**Exercise:**
Copy every line of the material below word for word.

**Listed records:**
# # #

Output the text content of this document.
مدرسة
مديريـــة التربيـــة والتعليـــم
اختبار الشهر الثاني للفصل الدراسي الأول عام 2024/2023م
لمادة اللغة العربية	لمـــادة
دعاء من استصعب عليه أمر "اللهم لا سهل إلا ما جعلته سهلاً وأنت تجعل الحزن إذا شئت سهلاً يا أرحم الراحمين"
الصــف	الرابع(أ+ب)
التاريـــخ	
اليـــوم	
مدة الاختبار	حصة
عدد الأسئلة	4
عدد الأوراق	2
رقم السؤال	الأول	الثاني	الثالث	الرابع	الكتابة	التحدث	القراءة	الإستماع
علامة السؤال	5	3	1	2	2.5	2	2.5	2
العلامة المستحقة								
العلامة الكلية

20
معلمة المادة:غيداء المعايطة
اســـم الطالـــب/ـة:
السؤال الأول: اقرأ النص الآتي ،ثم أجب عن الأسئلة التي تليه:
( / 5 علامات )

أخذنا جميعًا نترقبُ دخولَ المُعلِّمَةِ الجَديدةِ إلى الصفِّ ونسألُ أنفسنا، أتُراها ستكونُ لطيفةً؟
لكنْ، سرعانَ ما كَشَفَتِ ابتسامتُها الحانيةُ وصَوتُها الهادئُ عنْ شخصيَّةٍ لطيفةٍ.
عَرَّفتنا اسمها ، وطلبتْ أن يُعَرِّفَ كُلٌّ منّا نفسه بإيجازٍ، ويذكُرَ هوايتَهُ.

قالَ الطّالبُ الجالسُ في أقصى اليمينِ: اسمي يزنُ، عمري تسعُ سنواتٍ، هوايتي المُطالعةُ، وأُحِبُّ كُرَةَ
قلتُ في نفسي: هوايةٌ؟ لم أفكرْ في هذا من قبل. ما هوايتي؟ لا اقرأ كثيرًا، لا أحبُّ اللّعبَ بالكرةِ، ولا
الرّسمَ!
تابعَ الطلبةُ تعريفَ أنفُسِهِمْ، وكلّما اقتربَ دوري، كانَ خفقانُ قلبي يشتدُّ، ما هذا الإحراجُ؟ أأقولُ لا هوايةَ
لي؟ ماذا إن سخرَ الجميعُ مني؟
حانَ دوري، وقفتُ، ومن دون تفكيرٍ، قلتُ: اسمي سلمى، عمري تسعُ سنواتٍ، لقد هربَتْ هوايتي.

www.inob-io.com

# # #

**Task output:**
Output the text content of this document.
مدرسة
مديريـــة التربيـــة والتعليـــم
اختبار الشهر الثاني للفصل الدراسي الأول عام 2024/2023م
لمادة اللغة العربية	لمـــادة
دعاء من استصعب عليه أمر "اللهم لا سهل إلا ما جعلته سهلاً وأنت تجعل الحزن إذا شئت سهلاً يا أرحم الراحمين"
الصــف	الرابع(أ+ب)
التاريـــخ	
اليـــوم	
مدة الاختبار	حصة
عدد الأسئلة	4
عدد الأوراق	2
رقم السؤال	الأول	الثاني	الثالث	الرابع	الكتابة	التحدث	القراءة	الإستماع
علامة السؤال	5	3	1	2	2.5	2	2.5	2
العلامة المستحقة								
العلامة الكلية

20
معلمة المادة:غيداء المعايطة
اســـم الطالـــب/ـة:
السؤال الأول: اقرأ النص الآتي ،ثم أجب عن الأسئلة التي تليه:
( / 5 علامات )

أخذنا جميعًا نترقبُ دخولَ المُعلِّمَةِ الجَديدةِ إلى الصفِّ ونسألُ أنفسنا، أتُراها ستكونُ لطيفةً؟
لكنْ، سرعانَ ما كَشَفَتِ ابتسامتُها الحانيةُ وصَوتُها الهادئُ عنْ شخصيَّةٍ لطيفةٍ.
عَرَّفتنا اسمها ، وطلبتْ أن يُعَرِّفَ كُلٌّ منّا نفسه بإيجازٍ، ويذكُرَ هوايتَهُ.

قالَ الطّالبُ الجالسُ في أقصى اليمينِ: اسمي يزنُ، عمري تسعُ سنواتٍ، هوايتي المُطالعةُ، وأُحِبُّ كُرَةَ
قلتُ في نفسي: هوايةٌ؟ لم أفكرْ في هذا من قبل. ما هوايتي؟ لا اقرأ كثيرًا، لا أحبُّ اللّعبَ بالكرةِ، ولا
الرّسمَ!
تابعَ الطلبةُ تعريفَ أنفُسِهِمْ، وكلّما اقتربَ دوري، كانَ خفقانُ قلبي يشتدُّ، ما هذا الإحراجُ؟ أأقولُ لا هوايةَ
لي؟ ماذا إن سخرَ الجميعُ مني؟
حانَ دوري، وقفتُ، ومن دون تفكيرٍ، قلتُ: اسمي سلمى، عمري تسعُ سنواتٍ، لقد هربَتْ هوايتي.

www.inob-io.com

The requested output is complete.